STATED TASK =
Restate all the material verbatim, except for the pictures.

# SUPPLIED MATERIAL start

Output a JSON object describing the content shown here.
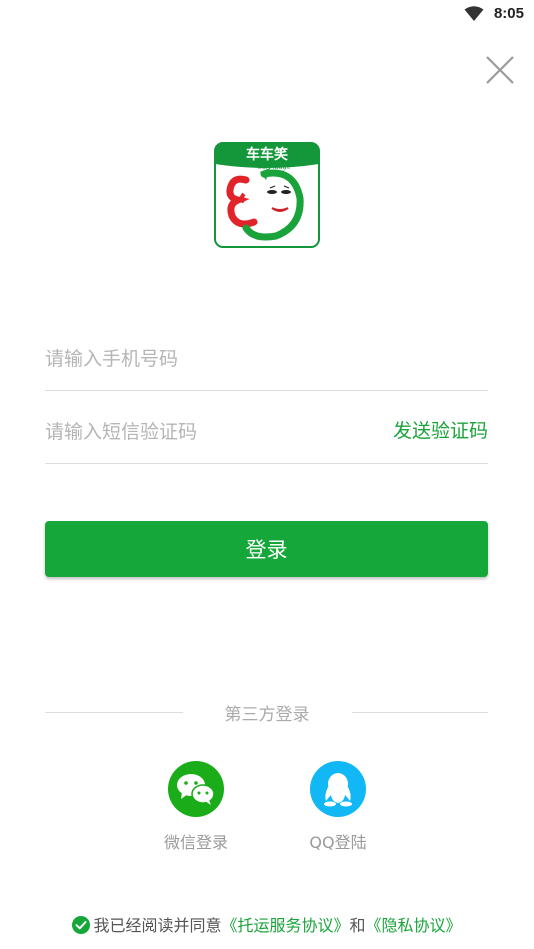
{
  "status_bar": {
    "time": "8:05",
    "wifi_icon": "wifi-icon"
  },
  "close_icon": "close-icon",
  "logo": {
    "text": "车车笑",
    "subtext": "Cart laugh"
  },
  "phone_field": {
    "placeholder": "请输入手机号码",
    "value": ""
  },
  "code_field": {
    "placeholder": "请输入短信验证码",
    "value": ""
  },
  "send_code_label": "发送验证码",
  "login_label": "登录",
  "third_party": {
    "title": "第三方登录",
    "wechat_label": "微信登录",
    "qq_label": "QQ登陆"
  },
  "agreement": {
    "prefix": "我已经阅读并同意",
    "terms_link": "《托运服务协议》",
    "and": "和",
    "privacy_link": "《隐私协议》"
  },
  "colors": {
    "accent": "#16a73a",
    "wechat": "#1aad19",
    "qq": "#12b7f5"
  }
}
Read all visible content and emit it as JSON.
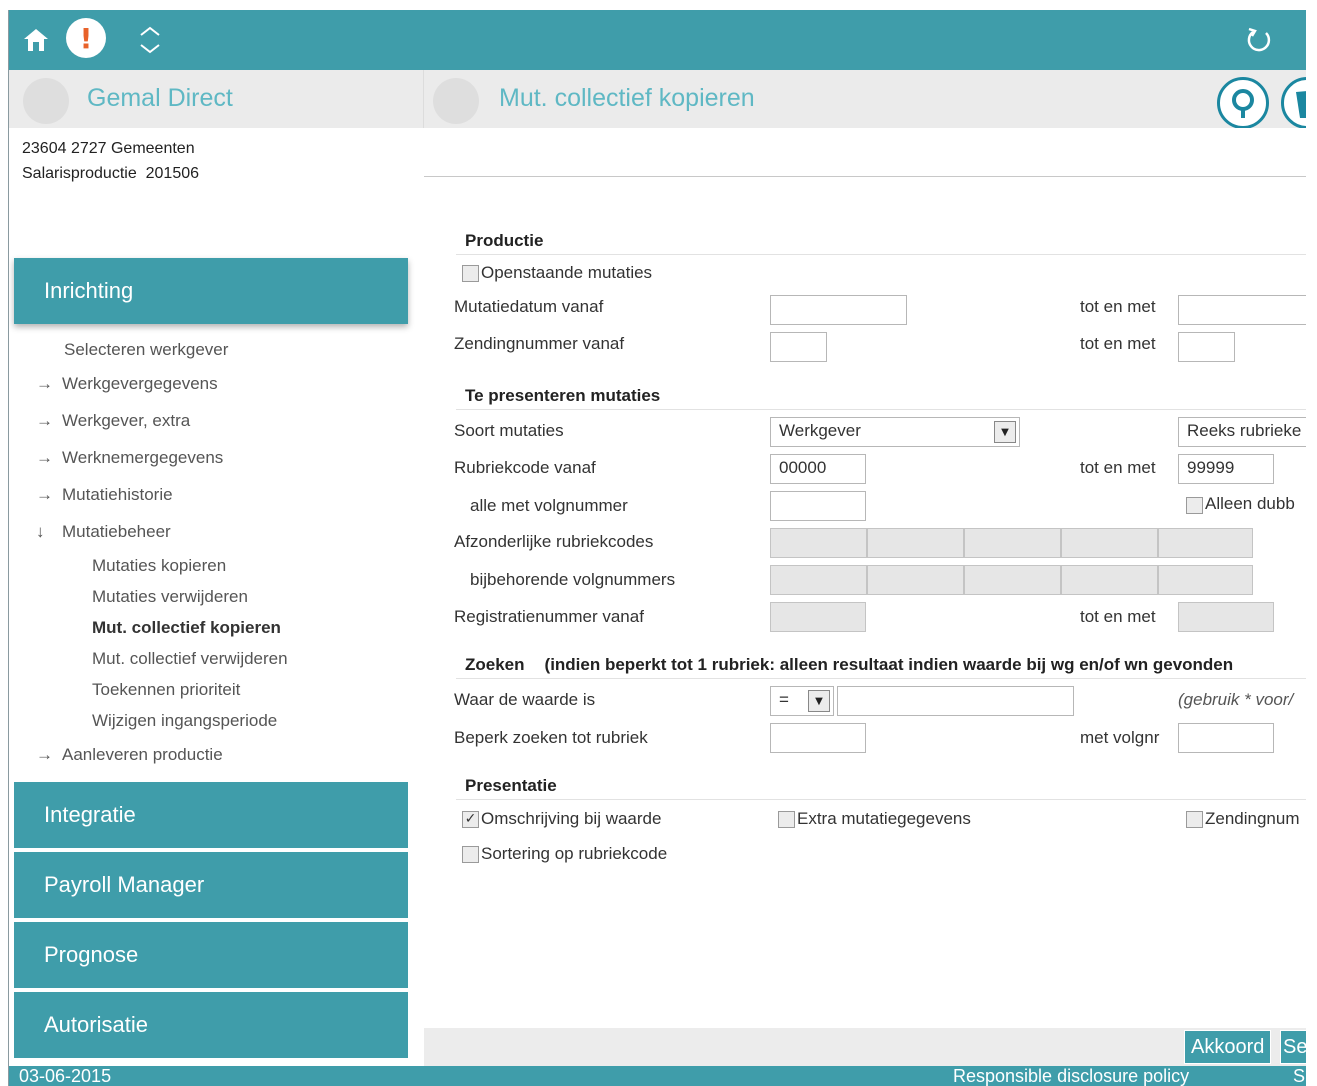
{
  "header": {
    "left_title": "Gemal Direct",
    "page_title": "Mut. collectief kopieren"
  },
  "company": {
    "line1": "23604 2727 Gemeenten",
    "line2": "Salarisproductie  201506"
  },
  "sidebar": {
    "sections": [
      {
        "label": "Inrichting"
      },
      {
        "label": "Integratie"
      },
      {
        "label": "Payroll Manager"
      },
      {
        "label": "Prognose"
      },
      {
        "label": "Autorisatie"
      }
    ],
    "items": [
      {
        "label": "Selecteren werkgever",
        "arrow": ""
      },
      {
        "label": "Werkgevergegevens",
        "arrow": "→"
      },
      {
        "label": "Werkgever, extra",
        "arrow": "→"
      },
      {
        "label": "Werknemergegevens",
        "arrow": "→"
      },
      {
        "label": "Mutatiehistorie",
        "arrow": "→"
      },
      {
        "label": "Mutatiebeheer",
        "arrow": "↓"
      },
      {
        "label": "Mutaties kopieren",
        "arrow": ""
      },
      {
        "label": "Mutaties verwijderen",
        "arrow": ""
      },
      {
        "label": "Mut. collectief kopieren",
        "arrow": ""
      },
      {
        "label": "Mut. collectief verwijderen",
        "arrow": ""
      },
      {
        "label": "Toekennen prioriteit",
        "arrow": ""
      },
      {
        "label": "Wijzigen ingangsperiode",
        "arrow": ""
      },
      {
        "label": "Aanleveren productie",
        "arrow": "→"
      }
    ]
  },
  "form": {
    "productie": {
      "heading": "Productie",
      "openstaande_label": "Openstaande mutaties",
      "mutatiedatum_label": "Mutatiedatum vanaf",
      "zendingnummer_label": "Zendingnummer vanaf",
      "tot_en_met": "tot en met"
    },
    "presenteren": {
      "heading": "Te presenteren mutaties",
      "soort_label": "Soort mutaties",
      "soort_value": "Werkgever",
      "reeks_value": "Reeks rubrieke",
      "rubriekcode_label": "Rubriekcode vanaf",
      "rubriekcode_from": "00000",
      "rubriekcode_to": "99999",
      "tot_en_met": "tot en met",
      "volgnummer_label": "alle met volgnummer",
      "alleen_label": "Alleen dubb",
      "afzonderlijke_label": "Afzonderlijke rubriekcodes",
      "bijbehorende_label": "bijbehorende volgnummers",
      "registratie_label": "Registratienummer vanaf"
    },
    "zoeken": {
      "heading": "Zoeken",
      "note": "(indien beperkt tot 1 rubriek: alleen resultaat indien waarde bij wg en/of wn gevonden",
      "waar_label": "Waar de waarde is",
      "operator_value": "=",
      "hint": "(gebruik * voor/",
      "beperk_label": "Beperk zoeken tot rubriek",
      "volgnr_label": "met volgnr"
    },
    "presentatie": {
      "heading": "Presentatie",
      "omschrijving_label": "Omschrijving bij waarde",
      "extra_label": "Extra mutatiegegevens",
      "zending_label": "Zendingnum",
      "sortering_label": "Sortering op rubriekcode"
    }
  },
  "actions": {
    "akkoord": "Akkoord",
    "second": "Se"
  },
  "footer": {
    "date": "03-06-2015",
    "policy": "Responsible disclosure policy",
    "more": "S"
  }
}
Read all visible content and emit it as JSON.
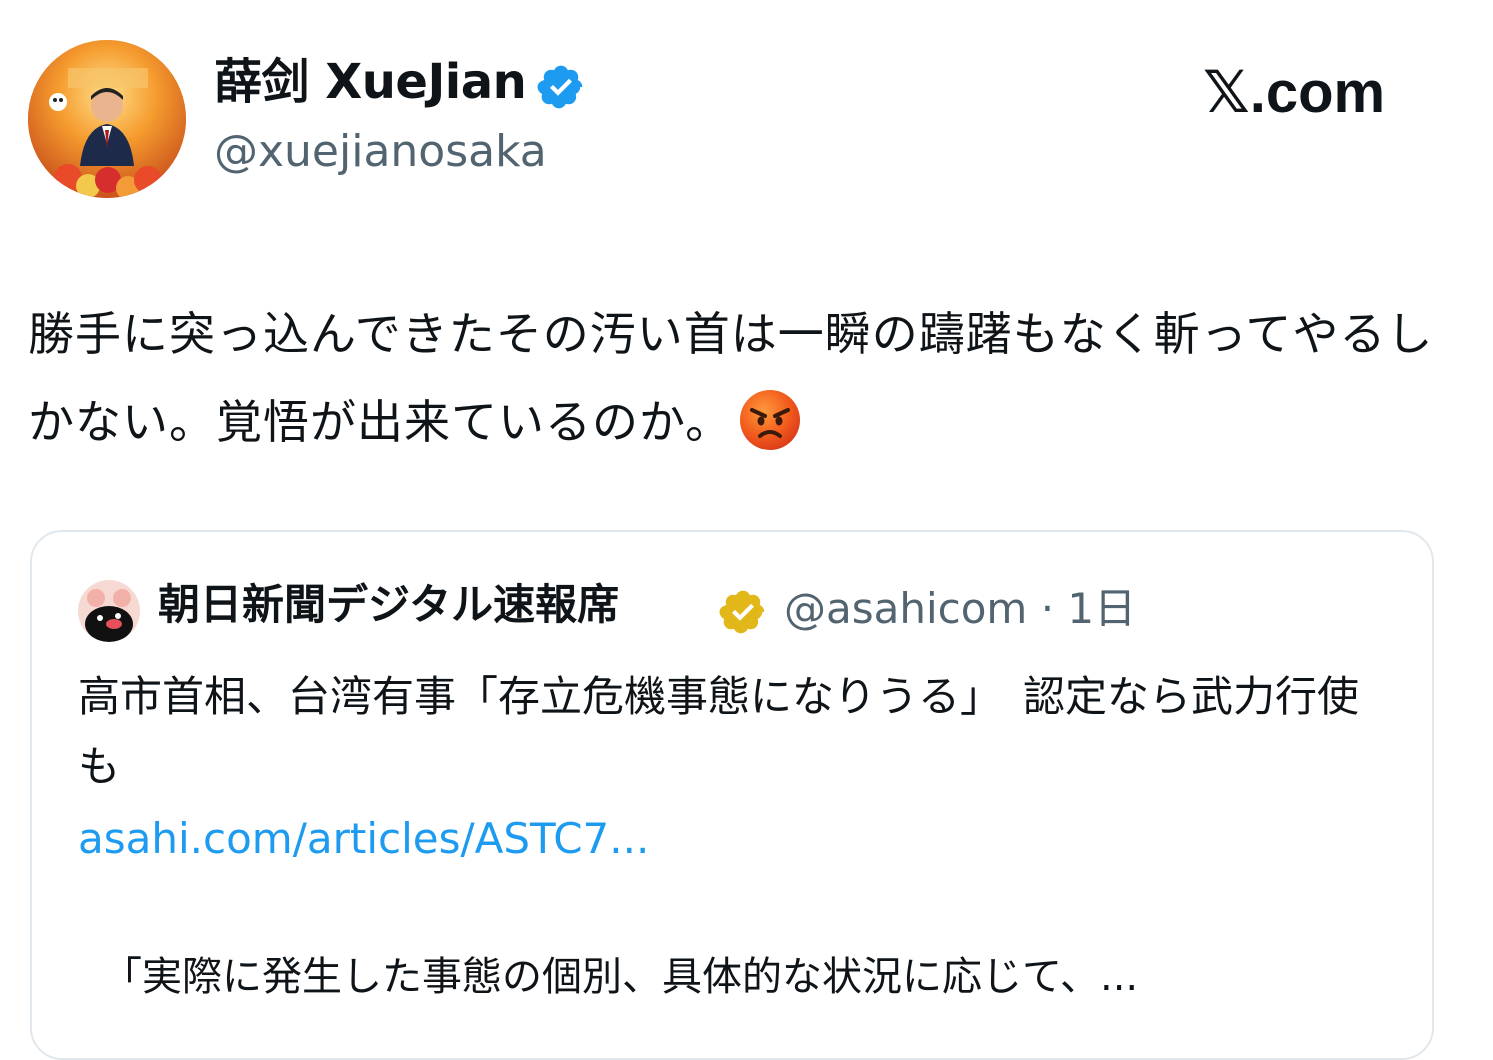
{
  "author": {
    "display_name": "薛剑 XueJian",
    "handle": "@xuejianosaka",
    "verified_icon": "blue-verified-badge-icon",
    "avatar_icon": "profile-photo"
  },
  "site_logo": "𝕏.com",
  "tweet": {
    "text": "勝手に突っ込んできたその汚い首は一瞬の躊躇もなく斬ってやるしかない。覚悟が出来ているのか。",
    "emoji_icon": "angry-face-emoji-icon"
  },
  "quoted_tweet": {
    "name": "朝日新聞デジタル速報席",
    "verified_icon": "gold-verified-badge-icon",
    "handle_time": "@asahicom · 1日",
    "text": "高市首相、台湾有事「存立危機事態になりうる」　認定なら武力行使も",
    "link": "asahi.com/articles/ASTC7...",
    "excerpt": "「実際に発生した事態の個別、具体的な状況に応じて、..."
  },
  "colors": {
    "text": "#0f1419",
    "secondary": "#536471",
    "link": "#1d9bf0",
    "verified_blue": "#1d9bf0",
    "verified_gold": "#e2b719",
    "border": "#e1e8ed"
  }
}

# SUPPLIED MATERIAL end

EXERCISE RESPONSE =
Output a JSON object describing the content shown here.
{
  "status_bar": {
    "time": "8:05",
    "wifi_icon": "wifi-icon"
  },
  "close_icon": "close-icon",
  "logo": {
    "text": "车车笑",
    "subtext": "Cart laugh"
  },
  "phone_field": {
    "placeholder": "请输入手机号码",
    "value": ""
  },
  "code_field": {
    "placeholder": "请输入短信验证码",
    "value": ""
  },
  "send_code_label": "发送验证码",
  "login_label": "登录",
  "third_party": {
    "title": "第三方登录",
    "wechat_label": "微信登录",
    "qq_label": "QQ登陆"
  },
  "agreement": {
    "prefix": "我已经阅读并同意",
    "terms_link": "《托运服务协议》",
    "and": "和",
    "privacy_link": "《隐私协议》"
  },
  "colors": {
    "accent": "#16a73a",
    "wechat": "#1aad19",
    "qq": "#12b7f5"
  }
}
Read all visible content and emit it as JSON.
{
  "header": {
    "left_title": "Gemal Direct",
    "page_title": "Mut. collectief kopieren"
  },
  "company": {
    "line1": "23604 2727 Gemeenten",
    "line2": "Salarisproductie  201506"
  },
  "sidebar": {
    "sections": [
      {
        "label": "Inrichting"
      },
      {
        "label": "Integratie"
      },
      {
        "label": "Payroll Manager"
      },
      {
        "label": "Prognose"
      },
      {
        "label": "Autorisatie"
      }
    ],
    "items": [
      {
        "label": "Selecteren werkgever",
        "arrow": ""
      },
      {
        "label": "Werkgevergegevens",
        "arrow": "→"
      },
      {
        "label": "Werkgever, extra",
        "arrow": "→"
      },
      {
        "label": "Werknemergegevens",
        "arrow": "→"
      },
      {
        "label": "Mutatiehistorie",
        "arrow": "→"
      },
      {
        "label": "Mutatiebeheer",
        "arrow": "↓"
      },
      {
        "label": "Mutaties kopieren",
        "arrow": ""
      },
      {
        "label": "Mutaties verwijderen",
        "arrow": ""
      },
      {
        "label": "Mut. collectief kopieren",
        "arrow": ""
      },
      {
        "label": "Mut. collectief verwijderen",
        "arrow": ""
      },
      {
        "label": "Toekennen prioriteit",
        "arrow": ""
      },
      {
        "label": "Wijzigen ingangsperiode",
        "arrow": ""
      },
      {
        "label": "Aanleveren productie",
        "arrow": "→"
      }
    ]
  },
  "form": {
    "productie": {
      "heading": "Productie",
      "openstaande_label": "Openstaande mutaties",
      "mutatiedatum_label": "Mutatiedatum vanaf",
      "zendingnummer_label": "Zendingnummer vanaf",
      "tot_en_met": "tot en met"
    },
    "presenteren": {
      "heading": "Te presenteren mutaties",
      "soort_label": "Soort mutaties",
      "soort_value": "Werkgever",
      "reeks_value": "Reeks rubrieke",
      "rubriekcode_label": "Rubriekcode vanaf",
      "rubriekcode_from": "00000",
      "rubriekcode_to": "99999",
      "tot_en_met": "tot en met",
      "volgnummer_label": "alle met volgnummer",
      "alleen_label": "Alleen dubb",
      "afzonderlijke_label": "Afzonderlijke rubriekcodes",
      "bijbehorende_label": "bijbehorende volgnummers",
      "registratie_label": "Registratienummer vanaf"
    },
    "zoeken": {
      "heading": "Zoeken",
      "note": "(indien beperkt tot 1 rubriek: alleen resultaat indien waarde bij wg en/of wn gevonden",
      "waar_label": "Waar de waarde is",
      "operator_value": "=",
      "hint": "(gebruik * voor/",
      "beperk_label": "Beperk zoeken tot rubriek",
      "volgnr_label": "met volgnr"
    },
    "presentatie": {
      "heading": "Presentatie",
      "omschrijving_label": "Omschrijving bij waarde",
      "extra_label": "Extra mutatiegegevens",
      "zending_label": "Zendingnum",
      "sortering_label": "Sortering op rubriekcode"
    }
  },
  "actions": {
    "akkoord": "Akkoord",
    "second": "Se"
  },
  "footer": {
    "date": "03-06-2015",
    "policy": "Responsible disclosure policy",
    "more": "S"
  }
}
Read all visible content and emit it as JSON.
{
  "author": {
    "display_name": "薛剑 XueJian",
    "handle": "@xuejianosaka",
    "verified_icon": "blue-verified-badge-icon",
    "avatar_icon": "profile-photo"
  },
  "site_logo": "𝕏.com",
  "tweet": {
    "text": "勝手に突っ込んできたその汚い首は一瞬の躊躇もなく斬ってやるしかない。覚悟が出来ているのか。",
    "emoji_icon": "angry-face-emoji-icon"
  },
  "quoted_tweet": {
    "name": "朝日新聞デジタル速報席",
    "verified_icon": "gold-verified-badge-icon",
    "handle_time": "@asahicom · 1日",
    "text": "高市首相、台湾有事「存立危機事態になりうる」　認定なら武力行使も",
    "link": "asahi.com/articles/ASTC7...",
    "excerpt": "「実際に発生した事態の個別、具体的な状況に応じて、..."
  },
  "colors": {
    "text": "#0f1419",
    "secondary": "#536471",
    "link": "#1d9bf0",
    "verified_blue": "#1d9bf0",
    "verified_gold": "#e2b719",
    "border": "#e1e8ed"
  }
}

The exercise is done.